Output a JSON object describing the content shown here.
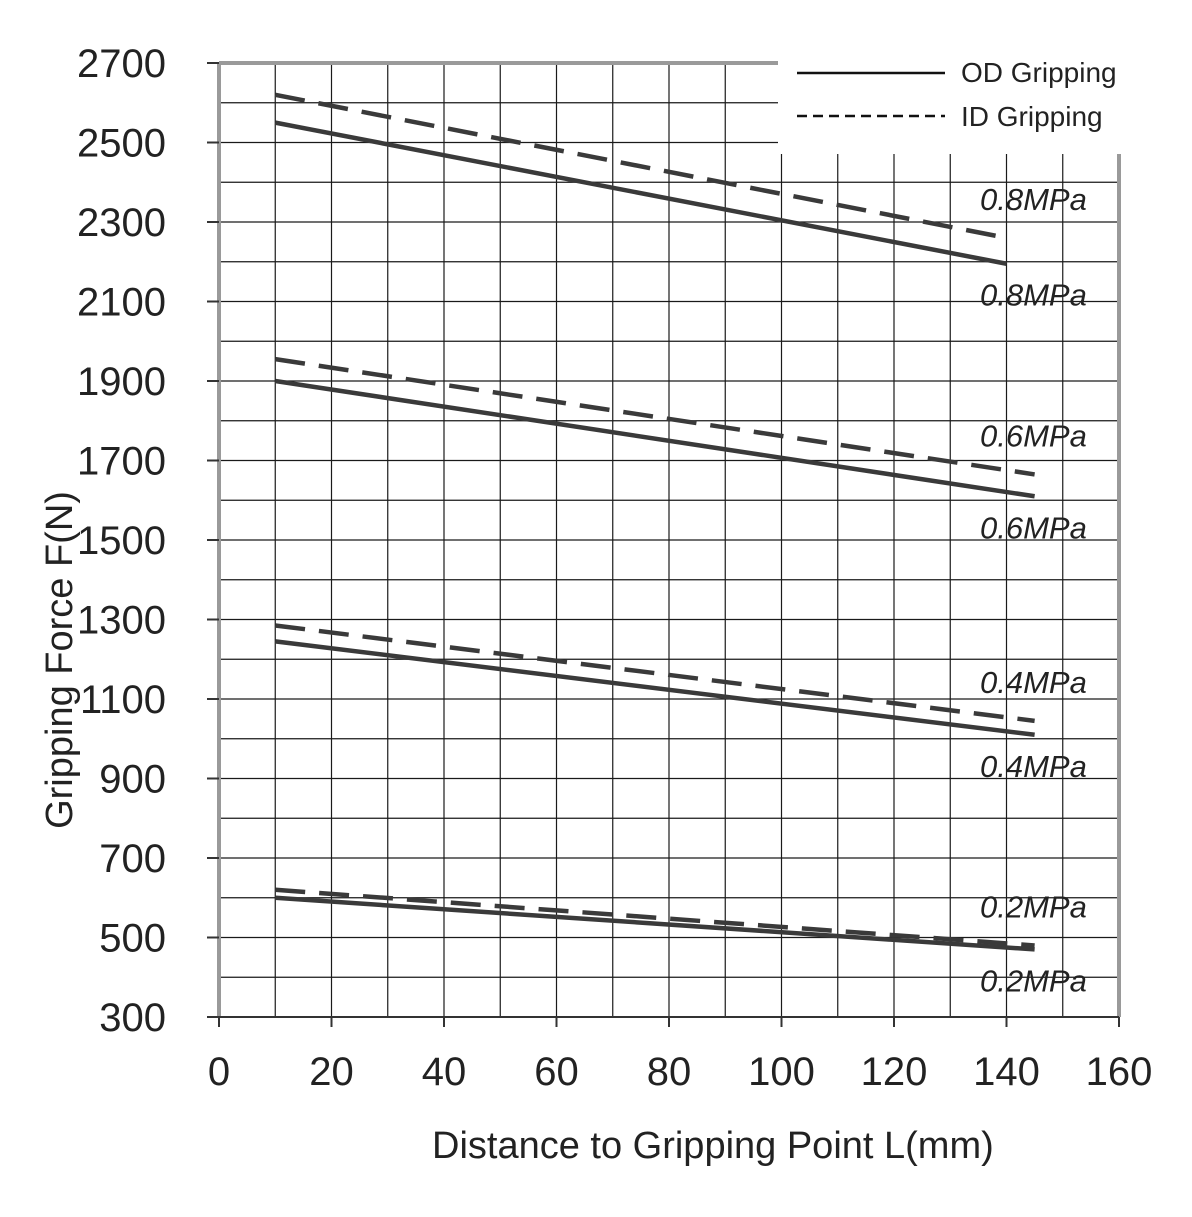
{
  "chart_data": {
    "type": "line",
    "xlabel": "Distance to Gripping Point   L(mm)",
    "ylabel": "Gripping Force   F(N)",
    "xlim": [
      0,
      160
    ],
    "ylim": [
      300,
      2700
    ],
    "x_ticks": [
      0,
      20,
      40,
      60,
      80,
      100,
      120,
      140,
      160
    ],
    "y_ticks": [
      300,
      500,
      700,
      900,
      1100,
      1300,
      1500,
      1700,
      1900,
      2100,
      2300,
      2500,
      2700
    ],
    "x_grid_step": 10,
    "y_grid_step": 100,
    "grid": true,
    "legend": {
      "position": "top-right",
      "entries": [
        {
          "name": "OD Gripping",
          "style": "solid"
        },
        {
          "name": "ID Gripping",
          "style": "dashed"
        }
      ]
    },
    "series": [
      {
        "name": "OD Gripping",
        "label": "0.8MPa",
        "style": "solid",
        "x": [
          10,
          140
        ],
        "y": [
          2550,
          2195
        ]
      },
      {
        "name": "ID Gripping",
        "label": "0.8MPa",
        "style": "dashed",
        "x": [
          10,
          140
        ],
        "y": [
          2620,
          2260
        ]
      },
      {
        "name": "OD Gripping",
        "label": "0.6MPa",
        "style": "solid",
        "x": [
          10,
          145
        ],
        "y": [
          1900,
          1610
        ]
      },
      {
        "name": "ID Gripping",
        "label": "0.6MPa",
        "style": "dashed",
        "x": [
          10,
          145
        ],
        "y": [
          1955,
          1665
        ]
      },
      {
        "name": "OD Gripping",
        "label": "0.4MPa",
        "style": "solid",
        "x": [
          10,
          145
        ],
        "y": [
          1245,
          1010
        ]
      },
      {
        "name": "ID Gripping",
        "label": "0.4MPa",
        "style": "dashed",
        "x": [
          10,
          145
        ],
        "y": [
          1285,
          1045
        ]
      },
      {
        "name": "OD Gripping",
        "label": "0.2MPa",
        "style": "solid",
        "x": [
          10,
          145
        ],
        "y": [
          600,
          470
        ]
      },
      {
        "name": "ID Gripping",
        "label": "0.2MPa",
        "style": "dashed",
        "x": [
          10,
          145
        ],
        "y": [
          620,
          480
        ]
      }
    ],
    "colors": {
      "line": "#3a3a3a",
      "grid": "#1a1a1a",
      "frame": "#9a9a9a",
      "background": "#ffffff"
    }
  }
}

==

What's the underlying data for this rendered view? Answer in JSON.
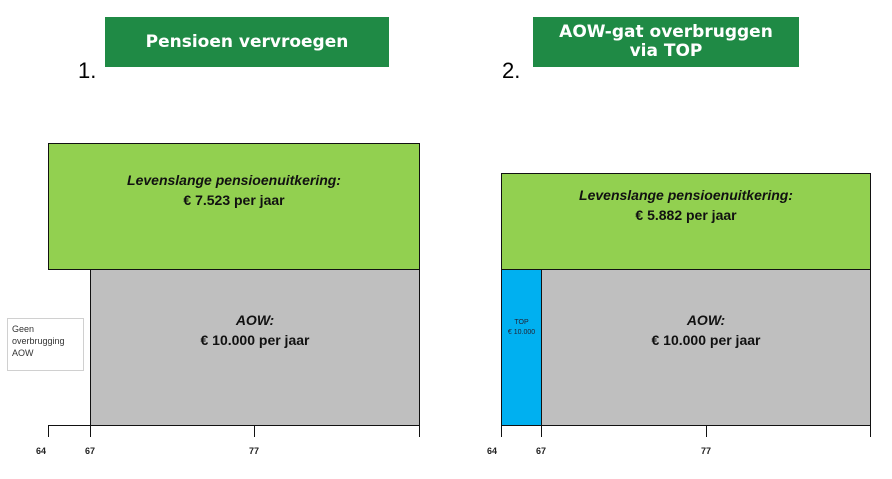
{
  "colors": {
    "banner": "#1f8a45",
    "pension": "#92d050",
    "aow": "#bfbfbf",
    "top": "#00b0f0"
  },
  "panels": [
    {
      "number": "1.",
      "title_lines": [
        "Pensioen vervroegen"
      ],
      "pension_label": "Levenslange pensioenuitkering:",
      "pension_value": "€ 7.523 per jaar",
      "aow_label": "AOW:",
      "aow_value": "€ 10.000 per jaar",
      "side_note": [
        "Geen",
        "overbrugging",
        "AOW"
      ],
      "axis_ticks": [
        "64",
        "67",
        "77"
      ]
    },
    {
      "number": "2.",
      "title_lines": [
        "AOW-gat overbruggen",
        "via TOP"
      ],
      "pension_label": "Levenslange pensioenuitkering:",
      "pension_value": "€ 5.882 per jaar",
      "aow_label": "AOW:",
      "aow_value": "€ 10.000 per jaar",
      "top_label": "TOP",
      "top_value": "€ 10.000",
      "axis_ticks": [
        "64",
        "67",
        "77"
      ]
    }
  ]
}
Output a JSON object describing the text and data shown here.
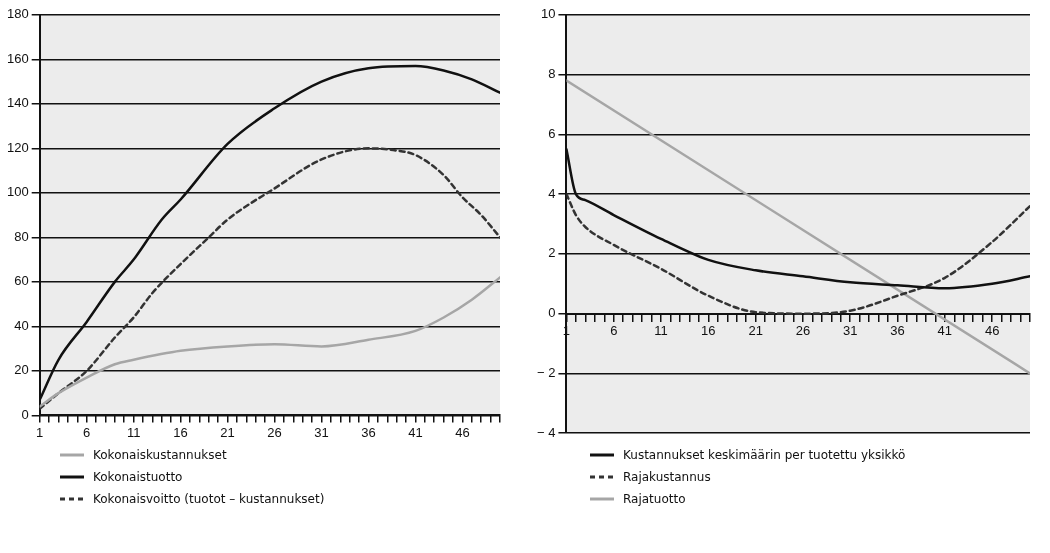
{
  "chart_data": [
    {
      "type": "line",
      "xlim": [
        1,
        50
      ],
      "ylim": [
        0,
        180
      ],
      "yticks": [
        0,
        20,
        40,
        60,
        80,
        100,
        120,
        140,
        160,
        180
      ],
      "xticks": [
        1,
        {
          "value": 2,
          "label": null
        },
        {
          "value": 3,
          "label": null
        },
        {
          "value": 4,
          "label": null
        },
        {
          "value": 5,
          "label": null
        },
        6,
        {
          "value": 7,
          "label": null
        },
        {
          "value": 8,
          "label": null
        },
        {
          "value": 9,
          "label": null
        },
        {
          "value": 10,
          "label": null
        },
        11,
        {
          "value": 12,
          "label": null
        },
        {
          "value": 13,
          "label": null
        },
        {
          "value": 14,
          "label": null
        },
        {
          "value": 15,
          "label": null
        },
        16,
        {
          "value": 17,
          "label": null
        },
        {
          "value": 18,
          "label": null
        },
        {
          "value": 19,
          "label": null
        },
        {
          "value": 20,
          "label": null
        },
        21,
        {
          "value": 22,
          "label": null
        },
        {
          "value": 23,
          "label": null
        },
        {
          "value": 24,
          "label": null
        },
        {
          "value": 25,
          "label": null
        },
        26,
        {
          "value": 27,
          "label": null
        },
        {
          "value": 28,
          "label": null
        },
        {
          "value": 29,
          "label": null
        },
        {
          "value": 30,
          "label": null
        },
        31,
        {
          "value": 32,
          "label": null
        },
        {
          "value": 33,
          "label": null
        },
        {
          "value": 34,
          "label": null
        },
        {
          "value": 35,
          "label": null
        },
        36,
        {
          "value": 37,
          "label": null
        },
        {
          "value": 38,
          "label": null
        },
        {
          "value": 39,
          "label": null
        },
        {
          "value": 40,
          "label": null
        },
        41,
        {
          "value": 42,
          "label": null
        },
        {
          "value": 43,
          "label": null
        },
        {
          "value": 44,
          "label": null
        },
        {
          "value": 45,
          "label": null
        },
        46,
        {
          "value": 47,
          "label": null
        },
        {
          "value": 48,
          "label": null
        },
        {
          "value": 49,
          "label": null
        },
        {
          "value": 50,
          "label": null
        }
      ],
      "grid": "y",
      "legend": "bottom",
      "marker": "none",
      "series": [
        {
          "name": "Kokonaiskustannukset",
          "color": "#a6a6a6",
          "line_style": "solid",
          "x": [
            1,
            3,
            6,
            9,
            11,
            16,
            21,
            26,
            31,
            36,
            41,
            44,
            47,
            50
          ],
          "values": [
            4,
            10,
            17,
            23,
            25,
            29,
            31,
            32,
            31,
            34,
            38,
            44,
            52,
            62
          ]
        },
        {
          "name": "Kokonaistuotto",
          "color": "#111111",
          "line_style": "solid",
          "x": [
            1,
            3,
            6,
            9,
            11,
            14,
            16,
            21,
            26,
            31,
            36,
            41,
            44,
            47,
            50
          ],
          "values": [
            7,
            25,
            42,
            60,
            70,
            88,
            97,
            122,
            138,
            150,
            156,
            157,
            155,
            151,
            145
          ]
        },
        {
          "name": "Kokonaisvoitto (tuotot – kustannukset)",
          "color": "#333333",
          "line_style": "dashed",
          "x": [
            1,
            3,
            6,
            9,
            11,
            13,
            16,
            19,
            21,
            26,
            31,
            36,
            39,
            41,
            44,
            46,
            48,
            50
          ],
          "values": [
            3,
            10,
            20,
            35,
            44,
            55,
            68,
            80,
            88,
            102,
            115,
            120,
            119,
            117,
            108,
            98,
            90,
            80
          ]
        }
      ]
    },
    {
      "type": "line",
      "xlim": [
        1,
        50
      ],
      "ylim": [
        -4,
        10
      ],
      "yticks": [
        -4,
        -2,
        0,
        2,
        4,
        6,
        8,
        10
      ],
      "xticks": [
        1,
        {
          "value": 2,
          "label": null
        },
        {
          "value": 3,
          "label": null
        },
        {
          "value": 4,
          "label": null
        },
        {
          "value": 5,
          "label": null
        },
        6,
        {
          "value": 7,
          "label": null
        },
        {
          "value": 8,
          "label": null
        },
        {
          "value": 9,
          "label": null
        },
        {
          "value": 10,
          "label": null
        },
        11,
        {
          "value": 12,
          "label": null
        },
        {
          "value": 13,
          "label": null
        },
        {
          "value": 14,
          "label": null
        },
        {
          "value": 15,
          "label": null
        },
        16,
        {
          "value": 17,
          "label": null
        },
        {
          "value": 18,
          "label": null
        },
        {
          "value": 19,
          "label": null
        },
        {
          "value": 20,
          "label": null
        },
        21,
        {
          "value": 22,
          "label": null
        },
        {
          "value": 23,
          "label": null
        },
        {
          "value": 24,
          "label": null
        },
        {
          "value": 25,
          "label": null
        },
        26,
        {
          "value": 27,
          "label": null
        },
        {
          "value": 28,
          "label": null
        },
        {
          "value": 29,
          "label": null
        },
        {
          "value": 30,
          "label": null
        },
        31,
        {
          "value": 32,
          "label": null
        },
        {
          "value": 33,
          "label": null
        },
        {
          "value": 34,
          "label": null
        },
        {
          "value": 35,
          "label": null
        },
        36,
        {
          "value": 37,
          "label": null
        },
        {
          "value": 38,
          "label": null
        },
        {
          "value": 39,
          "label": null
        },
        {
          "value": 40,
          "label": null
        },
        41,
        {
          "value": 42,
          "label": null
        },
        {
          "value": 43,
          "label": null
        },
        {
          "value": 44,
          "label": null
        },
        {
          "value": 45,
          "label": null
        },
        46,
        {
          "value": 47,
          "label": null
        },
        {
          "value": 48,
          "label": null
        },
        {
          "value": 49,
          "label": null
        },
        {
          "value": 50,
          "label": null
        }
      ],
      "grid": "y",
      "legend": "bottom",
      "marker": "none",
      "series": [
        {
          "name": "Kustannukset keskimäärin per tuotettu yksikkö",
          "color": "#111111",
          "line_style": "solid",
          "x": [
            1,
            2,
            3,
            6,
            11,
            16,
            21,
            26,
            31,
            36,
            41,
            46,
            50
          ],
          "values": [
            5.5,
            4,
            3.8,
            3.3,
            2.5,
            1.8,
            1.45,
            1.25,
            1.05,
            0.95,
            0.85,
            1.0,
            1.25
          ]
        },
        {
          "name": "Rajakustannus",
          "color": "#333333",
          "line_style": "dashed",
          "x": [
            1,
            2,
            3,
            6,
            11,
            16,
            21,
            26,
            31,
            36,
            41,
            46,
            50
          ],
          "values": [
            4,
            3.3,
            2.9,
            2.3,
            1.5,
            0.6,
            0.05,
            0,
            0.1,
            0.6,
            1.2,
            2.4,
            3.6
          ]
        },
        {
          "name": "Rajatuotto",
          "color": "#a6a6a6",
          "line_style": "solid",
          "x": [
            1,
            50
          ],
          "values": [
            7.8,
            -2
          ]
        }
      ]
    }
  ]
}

...

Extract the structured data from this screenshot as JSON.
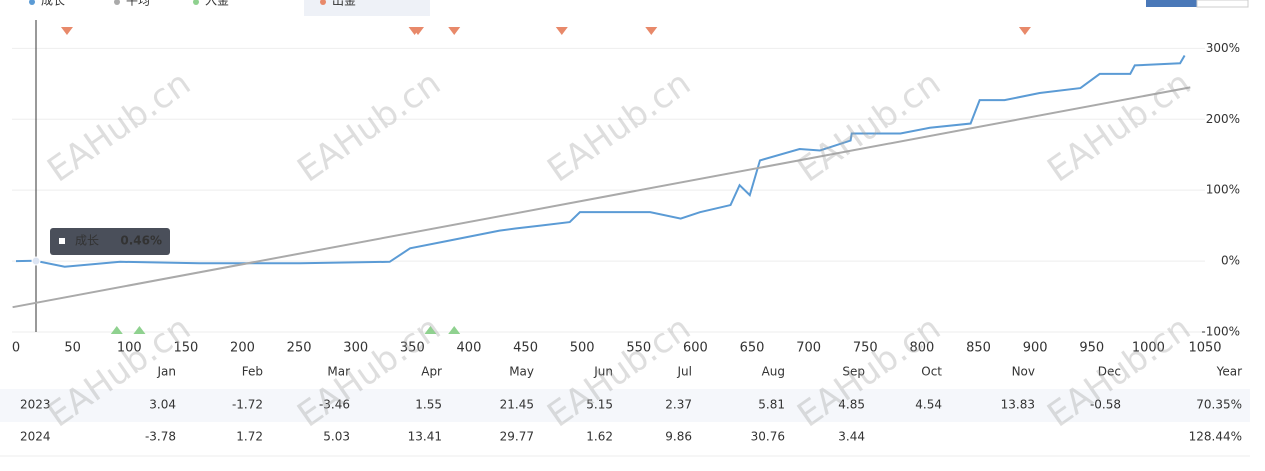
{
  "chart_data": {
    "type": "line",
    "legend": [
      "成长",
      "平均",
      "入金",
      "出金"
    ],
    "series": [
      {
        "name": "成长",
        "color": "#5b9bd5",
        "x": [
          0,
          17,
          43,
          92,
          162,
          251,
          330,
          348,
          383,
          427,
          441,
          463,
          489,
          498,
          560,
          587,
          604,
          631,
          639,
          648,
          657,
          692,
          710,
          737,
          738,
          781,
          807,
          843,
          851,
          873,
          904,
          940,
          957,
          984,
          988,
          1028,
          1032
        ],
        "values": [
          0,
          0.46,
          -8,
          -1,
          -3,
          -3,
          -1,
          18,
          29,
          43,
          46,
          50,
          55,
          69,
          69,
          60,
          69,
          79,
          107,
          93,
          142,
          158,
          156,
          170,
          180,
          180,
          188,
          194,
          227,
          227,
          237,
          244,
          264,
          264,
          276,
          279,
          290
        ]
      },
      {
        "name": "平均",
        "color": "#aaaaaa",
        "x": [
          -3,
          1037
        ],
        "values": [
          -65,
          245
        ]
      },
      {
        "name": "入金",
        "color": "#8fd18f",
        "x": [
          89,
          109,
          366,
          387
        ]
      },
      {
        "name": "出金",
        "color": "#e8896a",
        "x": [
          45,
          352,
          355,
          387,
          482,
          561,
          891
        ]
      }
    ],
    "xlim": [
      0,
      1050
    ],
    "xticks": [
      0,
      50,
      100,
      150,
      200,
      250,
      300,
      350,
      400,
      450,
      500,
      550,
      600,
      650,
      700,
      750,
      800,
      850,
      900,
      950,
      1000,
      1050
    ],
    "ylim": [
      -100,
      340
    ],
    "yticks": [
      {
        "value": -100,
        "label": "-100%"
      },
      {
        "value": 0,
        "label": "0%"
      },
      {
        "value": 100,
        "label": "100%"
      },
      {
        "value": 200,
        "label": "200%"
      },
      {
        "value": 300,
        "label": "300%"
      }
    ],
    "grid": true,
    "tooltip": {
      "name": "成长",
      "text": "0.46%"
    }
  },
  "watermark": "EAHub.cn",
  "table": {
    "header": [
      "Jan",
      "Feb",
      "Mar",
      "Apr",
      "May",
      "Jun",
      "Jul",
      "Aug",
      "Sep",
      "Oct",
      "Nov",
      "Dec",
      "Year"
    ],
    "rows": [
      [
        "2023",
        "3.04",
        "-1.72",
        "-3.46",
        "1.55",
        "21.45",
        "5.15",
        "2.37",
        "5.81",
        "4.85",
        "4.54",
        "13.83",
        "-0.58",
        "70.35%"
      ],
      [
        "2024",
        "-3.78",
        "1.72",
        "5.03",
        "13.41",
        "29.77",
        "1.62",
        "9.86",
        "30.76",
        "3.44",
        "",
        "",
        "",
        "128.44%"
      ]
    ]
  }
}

▶ [Goal of the exercise] Give only the number of lines in the data that include the string "Output".

▶ [Exercise solution] 2